--- start ---

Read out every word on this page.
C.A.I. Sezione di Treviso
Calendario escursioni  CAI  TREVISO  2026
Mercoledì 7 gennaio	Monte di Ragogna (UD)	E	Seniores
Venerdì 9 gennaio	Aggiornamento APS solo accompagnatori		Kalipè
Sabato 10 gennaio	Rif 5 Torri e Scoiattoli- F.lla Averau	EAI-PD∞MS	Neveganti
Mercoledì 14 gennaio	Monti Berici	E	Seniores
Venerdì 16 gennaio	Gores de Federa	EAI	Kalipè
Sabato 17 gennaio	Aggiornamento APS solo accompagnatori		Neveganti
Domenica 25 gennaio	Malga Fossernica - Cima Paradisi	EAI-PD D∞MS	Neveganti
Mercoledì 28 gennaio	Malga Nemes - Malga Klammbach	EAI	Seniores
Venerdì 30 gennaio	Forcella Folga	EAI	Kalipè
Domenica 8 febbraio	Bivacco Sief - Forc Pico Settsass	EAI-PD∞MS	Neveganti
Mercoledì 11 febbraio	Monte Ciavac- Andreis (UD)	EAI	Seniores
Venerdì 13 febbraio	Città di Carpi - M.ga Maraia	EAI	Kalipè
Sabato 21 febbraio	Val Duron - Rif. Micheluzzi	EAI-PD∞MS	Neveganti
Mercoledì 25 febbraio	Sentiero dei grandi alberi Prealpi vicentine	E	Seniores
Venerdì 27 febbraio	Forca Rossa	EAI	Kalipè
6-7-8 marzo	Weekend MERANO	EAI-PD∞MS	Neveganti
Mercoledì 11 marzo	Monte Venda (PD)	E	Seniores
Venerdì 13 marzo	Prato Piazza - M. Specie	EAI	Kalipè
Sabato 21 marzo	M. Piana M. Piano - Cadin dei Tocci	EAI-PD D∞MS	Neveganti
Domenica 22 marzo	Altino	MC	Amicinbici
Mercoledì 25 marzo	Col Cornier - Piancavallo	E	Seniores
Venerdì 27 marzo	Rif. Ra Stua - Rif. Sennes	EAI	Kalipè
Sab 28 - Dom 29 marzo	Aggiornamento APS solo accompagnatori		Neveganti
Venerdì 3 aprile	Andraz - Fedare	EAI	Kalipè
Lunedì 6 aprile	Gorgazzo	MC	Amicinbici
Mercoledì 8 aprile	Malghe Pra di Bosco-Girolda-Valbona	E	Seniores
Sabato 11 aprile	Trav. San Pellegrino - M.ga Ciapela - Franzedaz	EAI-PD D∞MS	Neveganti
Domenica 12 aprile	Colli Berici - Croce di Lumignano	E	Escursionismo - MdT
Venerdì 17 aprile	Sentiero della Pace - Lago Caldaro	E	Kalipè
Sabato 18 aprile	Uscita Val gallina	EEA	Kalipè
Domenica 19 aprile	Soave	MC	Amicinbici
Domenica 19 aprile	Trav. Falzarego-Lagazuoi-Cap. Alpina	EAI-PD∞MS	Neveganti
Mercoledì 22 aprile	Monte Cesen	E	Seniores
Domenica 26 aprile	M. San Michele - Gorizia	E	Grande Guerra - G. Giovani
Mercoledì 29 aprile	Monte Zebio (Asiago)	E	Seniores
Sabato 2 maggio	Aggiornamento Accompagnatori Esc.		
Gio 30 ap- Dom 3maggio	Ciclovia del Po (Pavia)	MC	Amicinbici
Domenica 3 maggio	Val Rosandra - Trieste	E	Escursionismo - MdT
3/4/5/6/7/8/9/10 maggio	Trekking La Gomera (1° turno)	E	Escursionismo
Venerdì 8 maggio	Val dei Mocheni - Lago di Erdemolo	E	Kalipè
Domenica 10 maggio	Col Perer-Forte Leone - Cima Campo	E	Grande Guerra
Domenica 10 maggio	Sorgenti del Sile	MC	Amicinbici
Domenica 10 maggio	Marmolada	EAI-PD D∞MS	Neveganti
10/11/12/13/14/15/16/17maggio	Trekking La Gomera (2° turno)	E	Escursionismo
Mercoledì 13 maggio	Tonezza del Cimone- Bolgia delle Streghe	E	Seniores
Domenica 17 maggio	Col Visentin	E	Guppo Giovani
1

--- end ---

__The exercise__
Locate the string "turno" in the listing above and copy every line where it occurs.

__Answer to this task__
3/4/5/6/7/8/9/10 maggio	Trekking La Gomera (1° turno)	E	Escursionismo
10/11/12/13/14/15/16/17maggio	Trekking La Gomera (2° turno)	E	Escursionismo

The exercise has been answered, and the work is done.